§ **Given instruction**
Among the lines of this listing, determine how many contain the string "фруктов". Answer with the number only.

_ _ _ _

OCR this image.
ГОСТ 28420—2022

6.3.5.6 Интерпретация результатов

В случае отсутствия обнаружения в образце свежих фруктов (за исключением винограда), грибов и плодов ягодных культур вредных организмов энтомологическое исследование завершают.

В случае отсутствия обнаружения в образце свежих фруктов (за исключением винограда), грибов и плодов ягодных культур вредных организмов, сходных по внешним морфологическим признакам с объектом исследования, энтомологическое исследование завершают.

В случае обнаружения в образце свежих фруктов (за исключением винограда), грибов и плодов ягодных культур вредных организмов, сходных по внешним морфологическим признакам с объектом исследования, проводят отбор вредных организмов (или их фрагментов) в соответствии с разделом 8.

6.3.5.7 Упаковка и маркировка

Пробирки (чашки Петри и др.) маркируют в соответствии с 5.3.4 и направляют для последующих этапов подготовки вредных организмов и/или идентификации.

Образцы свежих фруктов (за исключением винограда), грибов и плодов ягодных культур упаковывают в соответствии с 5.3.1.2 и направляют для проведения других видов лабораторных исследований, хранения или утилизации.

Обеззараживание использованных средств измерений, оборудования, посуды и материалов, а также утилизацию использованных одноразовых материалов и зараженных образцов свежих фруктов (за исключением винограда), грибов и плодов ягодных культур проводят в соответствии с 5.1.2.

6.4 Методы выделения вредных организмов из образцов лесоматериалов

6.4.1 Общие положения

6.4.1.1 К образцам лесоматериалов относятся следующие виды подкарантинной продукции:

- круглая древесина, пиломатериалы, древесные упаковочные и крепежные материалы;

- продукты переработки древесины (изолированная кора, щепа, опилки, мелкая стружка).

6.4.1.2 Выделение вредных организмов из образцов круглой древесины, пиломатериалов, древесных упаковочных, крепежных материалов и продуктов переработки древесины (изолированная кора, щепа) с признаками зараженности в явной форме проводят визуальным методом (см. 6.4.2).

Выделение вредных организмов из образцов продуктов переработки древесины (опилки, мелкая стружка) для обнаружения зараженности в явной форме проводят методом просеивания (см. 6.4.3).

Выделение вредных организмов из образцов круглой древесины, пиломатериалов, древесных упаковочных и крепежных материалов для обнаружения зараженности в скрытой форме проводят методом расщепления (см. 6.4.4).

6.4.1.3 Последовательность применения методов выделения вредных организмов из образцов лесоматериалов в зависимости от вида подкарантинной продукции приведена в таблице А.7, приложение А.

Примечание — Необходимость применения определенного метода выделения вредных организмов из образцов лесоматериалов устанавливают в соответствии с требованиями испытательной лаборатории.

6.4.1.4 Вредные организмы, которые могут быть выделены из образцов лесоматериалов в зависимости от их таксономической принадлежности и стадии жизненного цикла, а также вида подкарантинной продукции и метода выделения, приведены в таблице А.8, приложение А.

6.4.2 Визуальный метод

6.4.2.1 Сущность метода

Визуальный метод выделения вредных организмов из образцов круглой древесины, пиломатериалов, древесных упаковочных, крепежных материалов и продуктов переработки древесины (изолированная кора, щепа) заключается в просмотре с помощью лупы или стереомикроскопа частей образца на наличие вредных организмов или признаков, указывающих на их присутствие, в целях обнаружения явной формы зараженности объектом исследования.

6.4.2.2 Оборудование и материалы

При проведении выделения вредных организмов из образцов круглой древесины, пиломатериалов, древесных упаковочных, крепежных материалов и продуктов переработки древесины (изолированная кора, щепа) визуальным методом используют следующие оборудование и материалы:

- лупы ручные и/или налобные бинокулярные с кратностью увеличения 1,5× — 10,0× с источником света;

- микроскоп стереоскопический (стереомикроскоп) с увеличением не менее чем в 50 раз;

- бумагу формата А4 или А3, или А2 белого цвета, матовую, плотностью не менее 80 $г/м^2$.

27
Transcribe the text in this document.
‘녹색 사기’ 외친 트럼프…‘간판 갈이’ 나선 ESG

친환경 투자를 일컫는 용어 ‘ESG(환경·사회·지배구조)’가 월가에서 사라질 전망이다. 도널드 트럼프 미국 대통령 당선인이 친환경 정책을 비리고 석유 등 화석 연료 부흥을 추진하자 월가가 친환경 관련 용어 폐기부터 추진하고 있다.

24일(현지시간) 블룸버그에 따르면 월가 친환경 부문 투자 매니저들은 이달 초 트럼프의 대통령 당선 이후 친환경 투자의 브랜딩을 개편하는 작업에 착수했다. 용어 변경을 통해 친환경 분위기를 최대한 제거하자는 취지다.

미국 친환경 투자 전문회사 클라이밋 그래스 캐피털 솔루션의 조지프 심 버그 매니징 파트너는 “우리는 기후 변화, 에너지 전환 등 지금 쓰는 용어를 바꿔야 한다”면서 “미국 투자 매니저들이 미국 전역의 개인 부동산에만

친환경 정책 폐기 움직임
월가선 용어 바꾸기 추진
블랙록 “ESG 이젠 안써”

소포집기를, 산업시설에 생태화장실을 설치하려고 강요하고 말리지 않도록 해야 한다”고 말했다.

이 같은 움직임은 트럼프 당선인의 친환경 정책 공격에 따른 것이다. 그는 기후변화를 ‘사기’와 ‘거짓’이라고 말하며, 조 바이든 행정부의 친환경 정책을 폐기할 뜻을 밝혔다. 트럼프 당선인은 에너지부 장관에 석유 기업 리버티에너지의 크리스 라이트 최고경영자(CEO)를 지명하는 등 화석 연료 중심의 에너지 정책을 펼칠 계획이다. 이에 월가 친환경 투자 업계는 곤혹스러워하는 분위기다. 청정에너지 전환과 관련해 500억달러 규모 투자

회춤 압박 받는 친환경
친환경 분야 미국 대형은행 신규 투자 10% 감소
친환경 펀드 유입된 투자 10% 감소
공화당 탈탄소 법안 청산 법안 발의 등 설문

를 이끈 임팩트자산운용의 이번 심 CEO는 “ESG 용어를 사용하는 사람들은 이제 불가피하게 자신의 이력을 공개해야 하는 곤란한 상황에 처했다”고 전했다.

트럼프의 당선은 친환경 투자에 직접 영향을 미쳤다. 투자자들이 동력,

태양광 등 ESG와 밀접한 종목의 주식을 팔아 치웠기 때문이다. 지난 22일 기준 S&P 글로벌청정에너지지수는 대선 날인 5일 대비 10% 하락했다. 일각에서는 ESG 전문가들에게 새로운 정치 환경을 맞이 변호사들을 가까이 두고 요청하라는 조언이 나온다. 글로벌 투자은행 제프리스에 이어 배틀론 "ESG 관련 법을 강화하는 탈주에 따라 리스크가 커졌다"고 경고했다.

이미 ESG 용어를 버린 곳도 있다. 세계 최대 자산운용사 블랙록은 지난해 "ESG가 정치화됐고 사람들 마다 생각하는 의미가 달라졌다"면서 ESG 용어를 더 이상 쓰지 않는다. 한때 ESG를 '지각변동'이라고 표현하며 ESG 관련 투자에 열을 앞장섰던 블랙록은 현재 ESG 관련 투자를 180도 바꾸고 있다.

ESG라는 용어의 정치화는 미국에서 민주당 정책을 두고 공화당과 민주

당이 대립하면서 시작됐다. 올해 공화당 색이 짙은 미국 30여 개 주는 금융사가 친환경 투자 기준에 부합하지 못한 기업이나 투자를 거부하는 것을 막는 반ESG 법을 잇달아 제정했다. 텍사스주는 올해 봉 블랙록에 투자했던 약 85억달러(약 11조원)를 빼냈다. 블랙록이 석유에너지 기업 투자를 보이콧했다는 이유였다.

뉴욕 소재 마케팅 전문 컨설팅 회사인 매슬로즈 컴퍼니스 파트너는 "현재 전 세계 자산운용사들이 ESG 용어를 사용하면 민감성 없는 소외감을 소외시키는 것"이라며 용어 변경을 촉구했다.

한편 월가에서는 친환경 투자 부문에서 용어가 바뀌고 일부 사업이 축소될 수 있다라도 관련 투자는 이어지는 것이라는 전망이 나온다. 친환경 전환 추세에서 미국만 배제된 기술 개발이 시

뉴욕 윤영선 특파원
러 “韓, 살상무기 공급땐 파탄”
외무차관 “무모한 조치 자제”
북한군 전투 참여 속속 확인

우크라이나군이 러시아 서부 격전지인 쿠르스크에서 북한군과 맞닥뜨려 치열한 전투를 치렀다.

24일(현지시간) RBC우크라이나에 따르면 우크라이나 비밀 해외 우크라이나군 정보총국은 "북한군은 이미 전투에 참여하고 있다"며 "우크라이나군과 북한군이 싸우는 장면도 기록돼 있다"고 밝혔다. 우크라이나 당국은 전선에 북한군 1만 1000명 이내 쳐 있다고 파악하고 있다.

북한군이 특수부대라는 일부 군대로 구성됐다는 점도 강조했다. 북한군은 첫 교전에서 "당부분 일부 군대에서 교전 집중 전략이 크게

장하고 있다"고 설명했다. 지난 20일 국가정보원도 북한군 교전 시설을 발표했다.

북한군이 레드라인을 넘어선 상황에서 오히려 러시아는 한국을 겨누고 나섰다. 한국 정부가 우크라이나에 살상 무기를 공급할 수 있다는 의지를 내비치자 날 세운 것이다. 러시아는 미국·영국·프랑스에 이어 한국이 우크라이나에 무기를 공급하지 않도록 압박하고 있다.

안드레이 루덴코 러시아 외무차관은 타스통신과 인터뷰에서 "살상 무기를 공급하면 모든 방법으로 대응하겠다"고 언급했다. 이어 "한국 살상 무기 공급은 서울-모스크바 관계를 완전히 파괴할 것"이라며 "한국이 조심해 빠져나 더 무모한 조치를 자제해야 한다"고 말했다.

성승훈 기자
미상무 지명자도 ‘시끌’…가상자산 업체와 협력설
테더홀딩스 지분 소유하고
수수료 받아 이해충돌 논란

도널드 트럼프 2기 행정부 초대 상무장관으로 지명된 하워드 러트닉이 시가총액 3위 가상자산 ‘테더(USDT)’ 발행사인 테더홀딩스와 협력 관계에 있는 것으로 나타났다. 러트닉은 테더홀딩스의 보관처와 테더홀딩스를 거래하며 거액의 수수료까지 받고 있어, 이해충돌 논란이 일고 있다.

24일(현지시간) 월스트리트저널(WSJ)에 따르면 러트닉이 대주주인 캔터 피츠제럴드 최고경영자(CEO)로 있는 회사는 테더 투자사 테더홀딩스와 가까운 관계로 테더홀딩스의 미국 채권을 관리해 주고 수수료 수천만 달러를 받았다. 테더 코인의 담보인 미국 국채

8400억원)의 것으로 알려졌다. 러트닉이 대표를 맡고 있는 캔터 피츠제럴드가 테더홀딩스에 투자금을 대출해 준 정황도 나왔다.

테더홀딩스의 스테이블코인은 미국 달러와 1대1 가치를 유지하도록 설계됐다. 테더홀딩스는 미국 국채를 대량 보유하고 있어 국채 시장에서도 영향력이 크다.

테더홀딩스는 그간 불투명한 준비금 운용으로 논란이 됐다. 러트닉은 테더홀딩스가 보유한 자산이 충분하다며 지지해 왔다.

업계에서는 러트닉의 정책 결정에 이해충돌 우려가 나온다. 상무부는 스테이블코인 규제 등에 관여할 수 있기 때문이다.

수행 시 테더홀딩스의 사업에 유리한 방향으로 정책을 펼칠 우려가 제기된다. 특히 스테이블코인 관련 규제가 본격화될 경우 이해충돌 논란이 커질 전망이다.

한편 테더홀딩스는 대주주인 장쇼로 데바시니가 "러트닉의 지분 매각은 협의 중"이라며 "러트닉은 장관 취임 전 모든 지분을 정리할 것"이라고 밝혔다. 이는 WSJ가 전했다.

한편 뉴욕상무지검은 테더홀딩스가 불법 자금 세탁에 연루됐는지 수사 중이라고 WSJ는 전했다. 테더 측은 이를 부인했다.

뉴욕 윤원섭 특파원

_ _ _ _

§ **In response**
5